State how many lines in these records contain the word "choose", and nothing else.

— START OF RECORD EXCERPTS —

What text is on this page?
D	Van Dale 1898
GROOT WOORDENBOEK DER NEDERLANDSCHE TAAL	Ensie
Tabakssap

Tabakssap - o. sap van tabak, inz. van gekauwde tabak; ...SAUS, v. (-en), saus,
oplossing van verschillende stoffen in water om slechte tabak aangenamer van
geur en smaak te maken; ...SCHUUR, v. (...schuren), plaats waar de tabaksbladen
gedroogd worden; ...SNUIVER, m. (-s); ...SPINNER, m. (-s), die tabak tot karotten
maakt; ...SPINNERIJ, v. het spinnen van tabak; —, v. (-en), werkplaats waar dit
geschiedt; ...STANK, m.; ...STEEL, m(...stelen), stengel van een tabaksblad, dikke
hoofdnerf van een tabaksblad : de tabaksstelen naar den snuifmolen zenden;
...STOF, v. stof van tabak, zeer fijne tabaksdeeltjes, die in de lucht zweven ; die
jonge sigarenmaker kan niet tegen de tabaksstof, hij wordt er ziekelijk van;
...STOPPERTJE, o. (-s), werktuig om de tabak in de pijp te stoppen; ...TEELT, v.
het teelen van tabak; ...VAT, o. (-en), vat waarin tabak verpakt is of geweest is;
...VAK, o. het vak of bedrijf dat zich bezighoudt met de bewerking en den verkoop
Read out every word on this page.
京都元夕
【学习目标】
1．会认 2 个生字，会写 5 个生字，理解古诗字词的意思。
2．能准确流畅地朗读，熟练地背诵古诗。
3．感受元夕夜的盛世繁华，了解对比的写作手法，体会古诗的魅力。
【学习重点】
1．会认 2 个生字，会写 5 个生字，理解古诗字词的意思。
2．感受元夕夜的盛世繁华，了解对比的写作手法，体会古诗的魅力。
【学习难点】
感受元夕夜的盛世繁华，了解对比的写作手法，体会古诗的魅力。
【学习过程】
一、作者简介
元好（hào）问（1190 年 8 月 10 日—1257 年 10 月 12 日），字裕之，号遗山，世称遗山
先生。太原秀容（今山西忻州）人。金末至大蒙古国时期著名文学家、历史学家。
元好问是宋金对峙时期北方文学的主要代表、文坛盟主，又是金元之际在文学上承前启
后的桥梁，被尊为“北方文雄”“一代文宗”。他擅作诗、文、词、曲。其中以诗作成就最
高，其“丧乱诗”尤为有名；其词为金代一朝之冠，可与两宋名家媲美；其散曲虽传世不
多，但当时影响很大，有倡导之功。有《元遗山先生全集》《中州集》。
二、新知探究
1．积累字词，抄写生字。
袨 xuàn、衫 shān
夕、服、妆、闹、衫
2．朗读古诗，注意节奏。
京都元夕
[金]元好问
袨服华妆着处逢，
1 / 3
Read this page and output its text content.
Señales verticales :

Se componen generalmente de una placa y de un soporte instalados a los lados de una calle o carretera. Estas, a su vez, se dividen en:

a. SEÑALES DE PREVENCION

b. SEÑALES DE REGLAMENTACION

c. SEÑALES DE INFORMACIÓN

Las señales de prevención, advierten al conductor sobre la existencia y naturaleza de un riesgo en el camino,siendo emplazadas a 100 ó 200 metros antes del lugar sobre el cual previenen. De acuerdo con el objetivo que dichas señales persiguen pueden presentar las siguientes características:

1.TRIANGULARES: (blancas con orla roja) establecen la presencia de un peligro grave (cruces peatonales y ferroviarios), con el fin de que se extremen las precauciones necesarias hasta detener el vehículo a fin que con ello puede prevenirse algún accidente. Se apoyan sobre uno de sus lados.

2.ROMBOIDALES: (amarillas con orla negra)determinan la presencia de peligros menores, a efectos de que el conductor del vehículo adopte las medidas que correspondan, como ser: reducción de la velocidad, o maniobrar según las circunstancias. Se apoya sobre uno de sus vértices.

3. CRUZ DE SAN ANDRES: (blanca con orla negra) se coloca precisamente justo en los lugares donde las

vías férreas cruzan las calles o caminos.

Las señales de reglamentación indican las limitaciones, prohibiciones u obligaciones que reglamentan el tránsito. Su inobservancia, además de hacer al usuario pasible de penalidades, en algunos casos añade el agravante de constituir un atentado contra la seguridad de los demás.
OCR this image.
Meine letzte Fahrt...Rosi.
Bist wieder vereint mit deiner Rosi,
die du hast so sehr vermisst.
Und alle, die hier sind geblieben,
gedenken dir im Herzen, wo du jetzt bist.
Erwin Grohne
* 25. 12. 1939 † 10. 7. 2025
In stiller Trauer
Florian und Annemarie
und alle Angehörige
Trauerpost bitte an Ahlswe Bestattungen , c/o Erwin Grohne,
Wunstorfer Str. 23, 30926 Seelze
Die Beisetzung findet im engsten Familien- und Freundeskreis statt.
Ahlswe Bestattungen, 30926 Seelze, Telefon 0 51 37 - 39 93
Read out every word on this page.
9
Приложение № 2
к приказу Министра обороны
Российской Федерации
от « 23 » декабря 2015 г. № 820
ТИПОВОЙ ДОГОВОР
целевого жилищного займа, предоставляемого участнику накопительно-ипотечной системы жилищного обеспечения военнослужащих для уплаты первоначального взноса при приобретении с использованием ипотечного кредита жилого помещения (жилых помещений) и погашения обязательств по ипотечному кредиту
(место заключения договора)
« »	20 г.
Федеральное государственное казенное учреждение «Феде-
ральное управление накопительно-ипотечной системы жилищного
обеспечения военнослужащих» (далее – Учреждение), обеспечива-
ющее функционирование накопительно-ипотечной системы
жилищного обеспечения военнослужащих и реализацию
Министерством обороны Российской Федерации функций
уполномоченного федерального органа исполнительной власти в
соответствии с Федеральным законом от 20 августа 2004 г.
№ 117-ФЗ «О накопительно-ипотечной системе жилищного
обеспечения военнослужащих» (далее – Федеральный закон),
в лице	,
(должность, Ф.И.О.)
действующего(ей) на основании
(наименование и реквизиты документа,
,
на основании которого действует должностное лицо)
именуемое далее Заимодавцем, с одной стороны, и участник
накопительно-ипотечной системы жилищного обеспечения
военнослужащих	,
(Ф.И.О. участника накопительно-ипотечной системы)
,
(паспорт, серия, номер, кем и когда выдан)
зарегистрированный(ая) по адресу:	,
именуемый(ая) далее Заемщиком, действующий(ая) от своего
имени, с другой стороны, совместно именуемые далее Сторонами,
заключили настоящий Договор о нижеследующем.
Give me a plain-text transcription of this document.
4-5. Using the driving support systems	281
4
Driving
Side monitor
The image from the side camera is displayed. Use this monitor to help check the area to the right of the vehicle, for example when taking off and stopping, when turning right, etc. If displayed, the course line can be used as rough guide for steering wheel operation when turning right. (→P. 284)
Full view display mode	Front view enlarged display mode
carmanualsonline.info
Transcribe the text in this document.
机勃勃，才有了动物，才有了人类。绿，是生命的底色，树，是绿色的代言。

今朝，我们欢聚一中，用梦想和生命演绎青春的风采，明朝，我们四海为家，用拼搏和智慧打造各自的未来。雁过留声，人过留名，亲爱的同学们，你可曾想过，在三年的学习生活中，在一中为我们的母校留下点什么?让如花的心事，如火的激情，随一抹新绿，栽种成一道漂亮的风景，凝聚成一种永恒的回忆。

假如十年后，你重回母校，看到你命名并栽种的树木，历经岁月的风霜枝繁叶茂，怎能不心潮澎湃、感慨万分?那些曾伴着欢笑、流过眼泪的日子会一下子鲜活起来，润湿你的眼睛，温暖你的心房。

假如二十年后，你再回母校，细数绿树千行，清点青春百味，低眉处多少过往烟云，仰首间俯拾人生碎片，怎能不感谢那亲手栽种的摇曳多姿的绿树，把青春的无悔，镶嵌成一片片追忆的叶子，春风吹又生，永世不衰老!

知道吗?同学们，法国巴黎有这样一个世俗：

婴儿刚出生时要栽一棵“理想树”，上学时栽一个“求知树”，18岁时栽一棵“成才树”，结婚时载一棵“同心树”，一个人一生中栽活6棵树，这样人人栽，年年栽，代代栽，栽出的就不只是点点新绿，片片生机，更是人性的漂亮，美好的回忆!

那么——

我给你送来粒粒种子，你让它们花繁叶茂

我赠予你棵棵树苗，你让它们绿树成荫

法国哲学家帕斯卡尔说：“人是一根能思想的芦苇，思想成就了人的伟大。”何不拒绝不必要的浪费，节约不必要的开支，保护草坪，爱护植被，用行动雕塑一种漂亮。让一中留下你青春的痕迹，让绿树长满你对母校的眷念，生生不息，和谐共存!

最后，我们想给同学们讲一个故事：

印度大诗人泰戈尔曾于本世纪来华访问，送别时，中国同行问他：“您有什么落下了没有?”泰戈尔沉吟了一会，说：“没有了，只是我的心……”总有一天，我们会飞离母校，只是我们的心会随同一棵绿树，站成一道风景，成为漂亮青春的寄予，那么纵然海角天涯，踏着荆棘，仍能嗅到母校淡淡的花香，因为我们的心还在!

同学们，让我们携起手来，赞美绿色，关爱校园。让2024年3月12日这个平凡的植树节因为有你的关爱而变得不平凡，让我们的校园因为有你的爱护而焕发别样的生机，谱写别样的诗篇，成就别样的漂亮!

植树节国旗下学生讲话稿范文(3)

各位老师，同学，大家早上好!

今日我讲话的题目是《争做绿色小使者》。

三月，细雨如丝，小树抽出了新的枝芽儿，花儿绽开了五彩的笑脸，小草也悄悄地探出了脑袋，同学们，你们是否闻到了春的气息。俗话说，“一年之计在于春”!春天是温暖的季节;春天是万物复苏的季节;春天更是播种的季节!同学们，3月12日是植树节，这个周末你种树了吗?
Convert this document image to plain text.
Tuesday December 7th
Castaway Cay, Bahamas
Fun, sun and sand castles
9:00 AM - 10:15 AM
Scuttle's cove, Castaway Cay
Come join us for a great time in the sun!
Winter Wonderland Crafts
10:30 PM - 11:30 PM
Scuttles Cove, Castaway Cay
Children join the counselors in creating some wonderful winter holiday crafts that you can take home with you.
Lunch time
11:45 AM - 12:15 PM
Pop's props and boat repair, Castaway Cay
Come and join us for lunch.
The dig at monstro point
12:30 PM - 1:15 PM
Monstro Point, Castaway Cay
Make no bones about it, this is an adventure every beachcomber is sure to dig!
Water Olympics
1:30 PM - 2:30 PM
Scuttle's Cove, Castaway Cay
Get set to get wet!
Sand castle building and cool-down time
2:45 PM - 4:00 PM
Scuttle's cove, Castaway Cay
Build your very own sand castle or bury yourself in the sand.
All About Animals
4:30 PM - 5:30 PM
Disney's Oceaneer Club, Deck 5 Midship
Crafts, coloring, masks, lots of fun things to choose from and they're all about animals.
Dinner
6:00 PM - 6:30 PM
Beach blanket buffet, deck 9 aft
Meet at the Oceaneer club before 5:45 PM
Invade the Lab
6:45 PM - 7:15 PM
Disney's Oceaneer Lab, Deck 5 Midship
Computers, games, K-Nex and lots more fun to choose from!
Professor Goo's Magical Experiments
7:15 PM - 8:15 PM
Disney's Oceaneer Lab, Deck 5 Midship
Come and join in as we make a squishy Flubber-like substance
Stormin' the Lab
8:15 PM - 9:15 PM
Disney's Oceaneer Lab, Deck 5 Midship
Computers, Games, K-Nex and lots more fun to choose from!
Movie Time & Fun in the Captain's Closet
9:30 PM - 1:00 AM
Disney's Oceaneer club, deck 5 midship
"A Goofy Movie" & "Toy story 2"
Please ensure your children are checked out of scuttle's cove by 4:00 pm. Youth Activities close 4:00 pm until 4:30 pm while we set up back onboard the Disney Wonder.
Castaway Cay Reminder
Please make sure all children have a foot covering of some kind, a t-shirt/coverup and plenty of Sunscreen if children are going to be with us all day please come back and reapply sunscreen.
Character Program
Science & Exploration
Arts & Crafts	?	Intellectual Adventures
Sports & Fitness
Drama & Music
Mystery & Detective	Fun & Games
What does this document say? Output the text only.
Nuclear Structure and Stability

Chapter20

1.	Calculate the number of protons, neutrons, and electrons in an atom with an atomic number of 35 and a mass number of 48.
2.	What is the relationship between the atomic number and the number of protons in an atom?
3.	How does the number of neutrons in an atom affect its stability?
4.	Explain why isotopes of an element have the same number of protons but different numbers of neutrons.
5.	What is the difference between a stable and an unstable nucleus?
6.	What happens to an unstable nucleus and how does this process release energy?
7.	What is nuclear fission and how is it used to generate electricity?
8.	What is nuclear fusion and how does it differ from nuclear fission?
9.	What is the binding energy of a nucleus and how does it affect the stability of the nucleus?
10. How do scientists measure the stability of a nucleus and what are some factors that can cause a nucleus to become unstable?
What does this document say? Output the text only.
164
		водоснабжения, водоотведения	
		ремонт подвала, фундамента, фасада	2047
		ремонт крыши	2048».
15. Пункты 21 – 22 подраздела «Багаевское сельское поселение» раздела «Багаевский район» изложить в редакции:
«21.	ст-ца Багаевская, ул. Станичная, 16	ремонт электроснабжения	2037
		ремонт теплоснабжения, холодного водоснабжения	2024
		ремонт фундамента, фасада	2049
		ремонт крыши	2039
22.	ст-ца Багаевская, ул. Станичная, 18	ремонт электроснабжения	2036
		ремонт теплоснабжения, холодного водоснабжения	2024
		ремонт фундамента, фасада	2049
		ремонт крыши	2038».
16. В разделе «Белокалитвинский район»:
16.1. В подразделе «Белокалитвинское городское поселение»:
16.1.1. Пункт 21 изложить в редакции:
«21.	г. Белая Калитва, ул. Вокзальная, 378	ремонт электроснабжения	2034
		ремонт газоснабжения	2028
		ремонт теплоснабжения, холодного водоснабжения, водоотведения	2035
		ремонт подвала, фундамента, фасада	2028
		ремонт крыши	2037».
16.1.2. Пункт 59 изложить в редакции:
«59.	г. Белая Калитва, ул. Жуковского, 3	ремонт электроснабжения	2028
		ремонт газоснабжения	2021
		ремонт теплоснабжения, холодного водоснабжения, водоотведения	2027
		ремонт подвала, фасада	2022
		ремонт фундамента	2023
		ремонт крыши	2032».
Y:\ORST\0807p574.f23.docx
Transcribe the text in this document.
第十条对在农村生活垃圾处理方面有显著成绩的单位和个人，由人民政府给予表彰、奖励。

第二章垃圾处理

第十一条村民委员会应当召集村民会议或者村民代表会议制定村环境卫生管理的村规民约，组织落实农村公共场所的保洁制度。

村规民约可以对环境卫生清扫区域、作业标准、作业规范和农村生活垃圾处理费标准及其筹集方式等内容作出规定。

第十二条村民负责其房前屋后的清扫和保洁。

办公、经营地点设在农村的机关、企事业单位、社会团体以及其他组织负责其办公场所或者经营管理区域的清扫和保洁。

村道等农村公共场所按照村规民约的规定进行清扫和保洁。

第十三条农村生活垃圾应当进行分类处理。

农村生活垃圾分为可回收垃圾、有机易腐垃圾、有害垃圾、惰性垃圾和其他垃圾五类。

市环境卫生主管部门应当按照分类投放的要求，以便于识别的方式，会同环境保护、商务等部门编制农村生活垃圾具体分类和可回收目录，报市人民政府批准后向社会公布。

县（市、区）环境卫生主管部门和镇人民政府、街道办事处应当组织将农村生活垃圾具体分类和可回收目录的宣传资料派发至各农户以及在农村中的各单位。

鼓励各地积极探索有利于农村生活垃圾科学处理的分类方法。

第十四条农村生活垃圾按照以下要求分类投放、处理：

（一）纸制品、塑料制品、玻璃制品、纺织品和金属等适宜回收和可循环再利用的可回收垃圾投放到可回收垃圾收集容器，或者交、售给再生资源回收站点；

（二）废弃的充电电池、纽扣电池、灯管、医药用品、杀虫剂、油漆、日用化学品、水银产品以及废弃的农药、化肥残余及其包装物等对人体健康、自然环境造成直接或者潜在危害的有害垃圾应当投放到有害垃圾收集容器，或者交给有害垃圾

— END OF RECORD EXCERPTS —

OUTPUT OF THE EXERCISE: 3